§ Task description
Where a line contains the word "structures", copy that line in full.

§ Excerpted data
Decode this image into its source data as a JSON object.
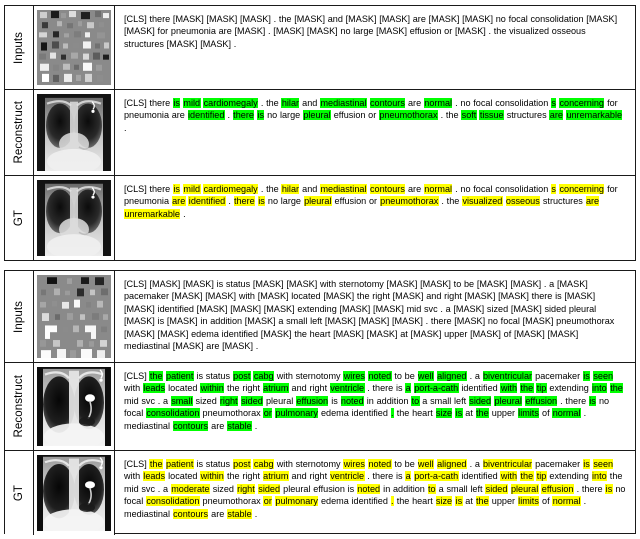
{
  "figure": {
    "row_labels": {
      "inputs": "Inputs",
      "reconstruct": "Reconstruct",
      "gt": "GT"
    },
    "colors": {
      "highlight_reconstruct": "#00FF00",
      "highlight_gt": "#FFFF00",
      "border": "#1A1A1A",
      "masked_patch_background": "#8A8A8A"
    }
  },
  "blocks": [
    {
      "id": "block-1",
      "rows": [
        {
          "label": "Inputs",
          "image": "masked-patch-image",
          "text_plain": "[CLS] there [MASK] [MASK] [MASK] . the [MASK] and [MASK] [MASK] are [MASK] [MASK] no focal consolidation [MASK] [MASK] for pneumonia are [MASK] . [MASK] [MASK] no large [MASK] effusion or [MASK] . the visualized osseous structures [MASK] [MASK] ."
        },
        {
          "label": "Reconstruct",
          "image": "chest-xray-reconstructed",
          "text_plain": "[CLS] there is mild cardiomegaly . the hilar and mediastinal contours are normal . no focal consolidation s concerning for pneumonia are identified . there is no large pleural effusion or pneumothorax . the soft tissue structures are unremarkable ."
        },
        {
          "label": "GT",
          "image": "chest-xray-ground-truth",
          "text_plain": "[CLS] there is mild cardiomegaly . the hilar and mediastinal contours are normal . no focal consolidation s concerning for pneumonia are identified . there is no large pleural effusion or pneumothorax . the visualized osseous structures are unremarkable ."
        }
      ]
    },
    {
      "id": "block-2",
      "rows": [
        {
          "label": "Inputs",
          "image": "masked-patch-image",
          "text_plain": "[CLS] [MASK] [MASK] is status [MASK] [MASK] with sternotomy [MASK] [MASK] to be [MASK] [MASK] . a [MASK] pacemaker [MASK] [MASK] with [MASK] located [MASK] the right [MASK] and right [MASK] [MASK] there is [MASK] [MASK] identified [MASK] [MASK] [MASK] extending [MASK] [MASK] mid svc . a [MASK] sized [MASK] sided pleural [MASK] is [MASK] in addition [MASK] a small left [MASK] [MASK] [MASK] . there [MASK] no focal [MASK] pneumothorax [MASK] [MASK] edema identified [MASK] the heart [MASK] [MASK] at [MASK] upper [MASK] of [MASK] [MASK] mediastinal [MASK] are [MASK] ."
        },
        {
          "label": "Reconstruct",
          "image": "chest-xray-reconstructed",
          "text_plain": "[CLS] the patient is status post cabg with sternotomy wires noted to be well aligned . a biventricular pacemaker is seen with leads located within the right atrium and right ventricle . there is a port-a-cath identified with the tip extending into the mid svc . a small sized right sided pleural effusion is noted in addition to a small left sided pleural effusion . there is no focal consolidation pneumothorax or pulmonary edema identified . the heart size is at the upper limits of normal . mediastinal contours are stable ."
        },
        {
          "label": "GT",
          "image": "chest-xray-ground-truth",
          "text_plain": "[CLS] the patient is status post cabg with sternotomy wires noted to be well aligned . a biventricular pacemaker is seen with leads located within the right atrium and right ventricle . there is a port-a-cath identified with the tip extending into the mid svc . a moderate sized right sided pleural effusion is noted in addition to a small left sided pleural effusion . there is no focal consolidation pneumothorax or pulmonary edema identified . the heart size is at the upper limits of normal . mediastinal contours are stable ."
        }
      ]
    }
  ],
  "rich_text": {
    "b1_inputs": [
      {
        "t": "[CLS] there [MASK] [MASK] [MASK] . the [MASK] and [MASK] [MASK] are [MASK] [MASK] no focal consolidation [MASK] [MASK] for pneumonia are [MASK] . [MASK] [MASK] no large [MASK] effusion or [MASK] . the visualized osseous structures [MASK] [MASK] .",
        "h": ""
      }
    ],
    "b1_recon": [
      {
        "t": "[CLS] there ",
        "h": ""
      },
      {
        "t": "is",
        "h": "g"
      },
      {
        "t": " ",
        "h": ""
      },
      {
        "t": "mild",
        "h": "g"
      },
      {
        "t": " ",
        "h": ""
      },
      {
        "t": "cardiomegaly",
        "h": "g"
      },
      {
        "t": " . the ",
        "h": ""
      },
      {
        "t": "hilar",
        "h": "g"
      },
      {
        "t": " and ",
        "h": ""
      },
      {
        "t": "mediastinal",
        "h": "g"
      },
      {
        "t": " ",
        "h": ""
      },
      {
        "t": "contours",
        "h": "g"
      },
      {
        "t": " are ",
        "h": ""
      },
      {
        "t": "normal",
        "h": "g"
      },
      {
        "t": " . no focal consolidation ",
        "h": ""
      },
      {
        "t": "s",
        "h": "g"
      },
      {
        "t": " ",
        "h": ""
      },
      {
        "t": "concerning",
        "h": "g"
      },
      {
        "t": " for pneumonia are ",
        "h": ""
      },
      {
        "t": "identified",
        "h": "g"
      },
      {
        "t": " . ",
        "h": ""
      },
      {
        "t": "there",
        "h": "g"
      },
      {
        "t": " ",
        "h": ""
      },
      {
        "t": "is",
        "h": "g"
      },
      {
        "t": " no large ",
        "h": ""
      },
      {
        "t": "pleural",
        "h": "g"
      },
      {
        "t": " effusion or ",
        "h": ""
      },
      {
        "t": "pneumothorax",
        "h": "g"
      },
      {
        "t": " . the ",
        "h": ""
      },
      {
        "t": "soft",
        "h": "g"
      },
      {
        "t": " ",
        "h": ""
      },
      {
        "t": "tissue",
        "h": "g"
      },
      {
        "t": " structures ",
        "h": ""
      },
      {
        "t": "are",
        "h": "g"
      },
      {
        "t": " ",
        "h": ""
      },
      {
        "t": "unremarkable",
        "h": "g"
      },
      {
        "t": " .",
        "h": ""
      }
    ],
    "b1_gt": [
      {
        "t": "[CLS] there ",
        "h": ""
      },
      {
        "t": "is",
        "h": "y"
      },
      {
        "t": " ",
        "h": ""
      },
      {
        "t": "mild",
        "h": "y"
      },
      {
        "t": " ",
        "h": ""
      },
      {
        "t": "cardiomegaly",
        "h": "y"
      },
      {
        "t": " . the ",
        "h": ""
      },
      {
        "t": "hilar",
        "h": "y"
      },
      {
        "t": " and ",
        "h": ""
      },
      {
        "t": "mediastinal",
        "h": "y"
      },
      {
        "t": " ",
        "h": ""
      },
      {
        "t": "contours",
        "h": "y"
      },
      {
        "t": " are ",
        "h": ""
      },
      {
        "t": "normal",
        "h": "y"
      },
      {
        "t": " . no focal consolidation ",
        "h": ""
      },
      {
        "t": "s",
        "h": "y"
      },
      {
        "t": " ",
        "h": ""
      },
      {
        "t": "concerning",
        "h": "y"
      },
      {
        "t": " for pneumonia ",
        "h": ""
      },
      {
        "t": "are",
        "h": "y"
      },
      {
        "t": " ",
        "h": ""
      },
      {
        "t": "identified",
        "h": "y"
      },
      {
        "t": " . ",
        "h": ""
      },
      {
        "t": "there",
        "h": "y"
      },
      {
        "t": " ",
        "h": ""
      },
      {
        "t": "is",
        "h": "y"
      },
      {
        "t": " no large ",
        "h": ""
      },
      {
        "t": "pleural",
        "h": "y"
      },
      {
        "t": " effusion or ",
        "h": ""
      },
      {
        "t": "pneumothorax",
        "h": "y"
      },
      {
        "t": " . the ",
        "h": ""
      },
      {
        "t": "visualized",
        "h": "y"
      },
      {
        "t": " ",
        "h": ""
      },
      {
        "t": "osseous",
        "h": "y"
      },
      {
        "t": " structures ",
        "h": ""
      },
      {
        "t": "are",
        "h": "y"
      },
      {
        "t": " ",
        "h": ""
      },
      {
        "t": "unremarkable",
        "h": "y"
      },
      {
        "t": " .",
        "h": ""
      }
    ],
    "b2_inputs": [
      {
        "t": "[CLS] [MASK] [MASK] is status [MASK] [MASK] with sternotomy [MASK] [MASK] to be [MASK] [MASK] . a [MASK] pacemaker [MASK] [MASK] with [MASK] located [MASK] the right [MASK] and right [MASK] [MASK] there is [MASK] [MASK] identified [MASK] [MASK] [MASK] extending [MASK] [MASK] mid svc . a [MASK] sized [MASK] sided pleural [MASK] is [MASK] in addition [MASK] a small left [MASK] [MASK] [MASK] . there [MASK] no focal [MASK] pneumothorax [MASK] [MASK] edema identified [MASK] the heart [MASK] [MASK] at [MASK] upper [MASK] of [MASK] [MASK] mediastinal [MASK] are [MASK] .",
        "h": ""
      }
    ],
    "b2_recon": [
      {
        "t": "[CLS] ",
        "h": ""
      },
      {
        "t": "the",
        "h": "g"
      },
      {
        "t": " ",
        "h": ""
      },
      {
        "t": "patient",
        "h": "g"
      },
      {
        "t": " is status ",
        "h": ""
      },
      {
        "t": "post",
        "h": "g"
      },
      {
        "t": " ",
        "h": ""
      },
      {
        "t": "cabg",
        "h": "g"
      },
      {
        "t": " with sternotomy ",
        "h": ""
      },
      {
        "t": "wires",
        "h": "g"
      },
      {
        "t": " ",
        "h": ""
      },
      {
        "t": "noted",
        "h": "g"
      },
      {
        "t": " to be ",
        "h": ""
      },
      {
        "t": "well",
        "h": "g"
      },
      {
        "t": " ",
        "h": ""
      },
      {
        "t": "aligned",
        "h": "g"
      },
      {
        "t": " . a ",
        "h": ""
      },
      {
        "t": "biventricular",
        "h": "g"
      },
      {
        "t": " pacemaker ",
        "h": ""
      },
      {
        "t": "is",
        "h": "g"
      },
      {
        "t": " ",
        "h": ""
      },
      {
        "t": "seen",
        "h": "g"
      },
      {
        "t": " with ",
        "h": ""
      },
      {
        "t": "leads",
        "h": "g"
      },
      {
        "t": " located ",
        "h": ""
      },
      {
        "t": "within",
        "h": "g"
      },
      {
        "t": " the right ",
        "h": ""
      },
      {
        "t": "atrium",
        "h": "g"
      },
      {
        "t": " and right ",
        "h": ""
      },
      {
        "t": "ventricle",
        "h": "g"
      },
      {
        "t": " . there is ",
        "h": ""
      },
      {
        "t": "a",
        "h": "g"
      },
      {
        "t": " ",
        "h": ""
      },
      {
        "t": "port-a-cath",
        "h": "g"
      },
      {
        "t": " identified ",
        "h": ""
      },
      {
        "t": "with",
        "h": "g"
      },
      {
        "t": " ",
        "h": ""
      },
      {
        "t": "the",
        "h": "g"
      },
      {
        "t": " ",
        "h": ""
      },
      {
        "t": "tip",
        "h": "g"
      },
      {
        "t": " extending ",
        "h": ""
      },
      {
        "t": "into",
        "h": "g"
      },
      {
        "t": " ",
        "h": ""
      },
      {
        "t": "the",
        "h": "g"
      },
      {
        "t": " mid svc . a ",
        "h": ""
      },
      {
        "t": "small",
        "h": "g"
      },
      {
        "t": " sized ",
        "h": ""
      },
      {
        "t": "right",
        "h": "g"
      },
      {
        "t": " ",
        "h": ""
      },
      {
        "t": "sided",
        "h": "g"
      },
      {
        "t": " pleural ",
        "h": ""
      },
      {
        "t": "effusion",
        "h": "g"
      },
      {
        "t": " is ",
        "h": ""
      },
      {
        "t": "noted",
        "h": "g"
      },
      {
        "t": " in addition ",
        "h": ""
      },
      {
        "t": "to",
        "h": "g"
      },
      {
        "t": " a small left ",
        "h": ""
      },
      {
        "t": "sided",
        "h": "g"
      },
      {
        "t": " ",
        "h": ""
      },
      {
        "t": "pleural",
        "h": "g"
      },
      {
        "t": " ",
        "h": ""
      },
      {
        "t": "effusion",
        "h": "g"
      },
      {
        "t": " . there ",
        "h": ""
      },
      {
        "t": "is",
        "h": "g"
      },
      {
        "t": " no focal ",
        "h": ""
      },
      {
        "t": "consolidation",
        "h": "g"
      },
      {
        "t": " pneumothorax ",
        "h": ""
      },
      {
        "t": "or",
        "h": "g"
      },
      {
        "t": " ",
        "h": ""
      },
      {
        "t": "pulmonary",
        "h": "g"
      },
      {
        "t": " edema identified ",
        "h": ""
      },
      {
        "t": ".",
        "h": "g"
      },
      {
        "t": " the heart ",
        "h": ""
      },
      {
        "t": "size",
        "h": "g"
      },
      {
        "t": " ",
        "h": ""
      },
      {
        "t": "is",
        "h": "g"
      },
      {
        "t": " at ",
        "h": ""
      },
      {
        "t": "the",
        "h": "g"
      },
      {
        "t": " upper ",
        "h": ""
      },
      {
        "t": "limits",
        "h": "g"
      },
      {
        "t": " of ",
        "h": ""
      },
      {
        "t": "normal",
        "h": "g"
      },
      {
        "t": " . mediastinal ",
        "h": ""
      },
      {
        "t": "contours",
        "h": "g"
      },
      {
        "t": " are ",
        "h": ""
      },
      {
        "t": "stable",
        "h": "g"
      },
      {
        "t": " .",
        "h": ""
      }
    ],
    "b2_gt": [
      {
        "t": "[CLS] ",
        "h": ""
      },
      {
        "t": "the",
        "h": "y"
      },
      {
        "t": " ",
        "h": ""
      },
      {
        "t": "patient",
        "h": "y"
      },
      {
        "t": " is status ",
        "h": ""
      },
      {
        "t": "post",
        "h": "y"
      },
      {
        "t": " ",
        "h": ""
      },
      {
        "t": "cabg",
        "h": "y"
      },
      {
        "t": " with sternotomy ",
        "h": ""
      },
      {
        "t": "wires",
        "h": "y"
      },
      {
        "t": " ",
        "h": ""
      },
      {
        "t": "noted",
        "h": "y"
      },
      {
        "t": " to be ",
        "h": ""
      },
      {
        "t": "well",
        "h": "y"
      },
      {
        "t": " ",
        "h": ""
      },
      {
        "t": "aligned",
        "h": "y"
      },
      {
        "t": " . a ",
        "h": ""
      },
      {
        "t": "biventricular",
        "h": "y"
      },
      {
        "t": " pacemaker ",
        "h": ""
      },
      {
        "t": "is",
        "h": "y"
      },
      {
        "t": " ",
        "h": ""
      },
      {
        "t": "seen",
        "h": "y"
      },
      {
        "t": " with ",
        "h": ""
      },
      {
        "t": "leads",
        "h": "y"
      },
      {
        "t": " located ",
        "h": ""
      },
      {
        "t": "within",
        "h": "y"
      },
      {
        "t": " the right ",
        "h": ""
      },
      {
        "t": "atrium",
        "h": "y"
      },
      {
        "t": " and right ",
        "h": ""
      },
      {
        "t": "ventricle",
        "h": "y"
      },
      {
        "t": " . there is ",
        "h": ""
      },
      {
        "t": "a",
        "h": "y"
      },
      {
        "t": " ",
        "h": ""
      },
      {
        "t": "port-a-cath",
        "h": "y"
      },
      {
        "t": " identified ",
        "h": ""
      },
      {
        "t": "with",
        "h": "y"
      },
      {
        "t": " ",
        "h": ""
      },
      {
        "t": "the",
        "h": "y"
      },
      {
        "t": " ",
        "h": ""
      },
      {
        "t": "tip",
        "h": "y"
      },
      {
        "t": " extending ",
        "h": ""
      },
      {
        "t": "into",
        "h": "y"
      },
      {
        "t": " the mid svc . a ",
        "h": ""
      },
      {
        "t": "moderate",
        "h": "y"
      },
      {
        "t": " sized ",
        "h": ""
      },
      {
        "t": "right",
        "h": "y"
      },
      {
        "t": " ",
        "h": ""
      },
      {
        "t": "sided",
        "h": "y"
      },
      {
        "t": " pleural effusion is ",
        "h": ""
      },
      {
        "t": "noted",
        "h": "y"
      },
      {
        "t": " in addition ",
        "h": ""
      },
      {
        "t": "to",
        "h": "y"
      },
      {
        "t": " a small left ",
        "h": ""
      },
      {
        "t": "sided",
        "h": "y"
      },
      {
        "t": " ",
        "h": ""
      },
      {
        "t": "pleural",
        "h": "y"
      },
      {
        "t": " ",
        "h": ""
      },
      {
        "t": "effusion",
        "h": "y"
      },
      {
        "t": " . there ",
        "h": ""
      },
      {
        "t": "is",
        "h": "y"
      },
      {
        "t": " no focal ",
        "h": ""
      },
      {
        "t": "consolidation",
        "h": "y"
      },
      {
        "t": " pneumothorax ",
        "h": ""
      },
      {
        "t": "or",
        "h": "y"
      },
      {
        "t": " ",
        "h": ""
      },
      {
        "t": "pulmonary",
        "h": "y"
      },
      {
        "t": " edema identified ",
        "h": ""
      },
      {
        "t": ".",
        "h": "y"
      },
      {
        "t": " the heart ",
        "h": ""
      },
      {
        "t": "size",
        "h": "y"
      },
      {
        "t": " ",
        "h": ""
      },
      {
        "t": "is",
        "h": "y"
      },
      {
        "t": " at ",
        "h": ""
      },
      {
        "t": "the",
        "h": "y"
      },
      {
        "t": " upper ",
        "h": ""
      },
      {
        "t": "limits",
        "h": "y"
      },
      {
        "t": " of ",
        "h": ""
      },
      {
        "t": "normal",
        "h": "y"
      },
      {
        "t": " . mediastinal ",
        "h": ""
      },
      {
        "t": "contours",
        "h": "y"
      },
      {
        "t": " are ",
        "h": ""
      },
      {
        "t": "stable",
        "h": "y"
      },
      {
        "t": " .",
        "h": ""
      }
    ]
  }
}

§ Written solution
          "text_plain": "[CLS] there [MASK] [MASK] [MASK] . the [MASK] and [MASK] [MASK] are [MASK] [MASK] no focal consolidation [MASK] [MASK] for pneumonia are [MASK] . [MASK] [MASK] no large [MASK] effusion or [MASK] . the visualized osseous structures [MASK] [MASK] ."
          "text_plain": "[CLS] there is mild cardiomegaly . the hilar and mediastinal contours are normal . no focal consolidation s concerning for pneumonia are identified . there is no large pleural effusion or pneumothorax . the soft tissue structures are unremarkable ."
          "text_plain": "[CLS] there is mild cardiomegaly . the hilar and mediastinal contours are normal . no focal consolidation s concerning for pneumonia are identified . there is no large pleural effusion or pneumothorax . the visualized osseous structures are unremarkable ."
        "t": "[CLS] there [MASK] [MASK] [MASK] . the [MASK] and [MASK] [MASK] are [MASK] [MASK] no focal consolidation [MASK] [MASK] for pneumonia are [MASK] . [MASK] [MASK] no large [MASK] effusion or [MASK] . the visualized osseous structures [MASK] [MASK] .",
        "t": " structures ",
        "t": " structures ",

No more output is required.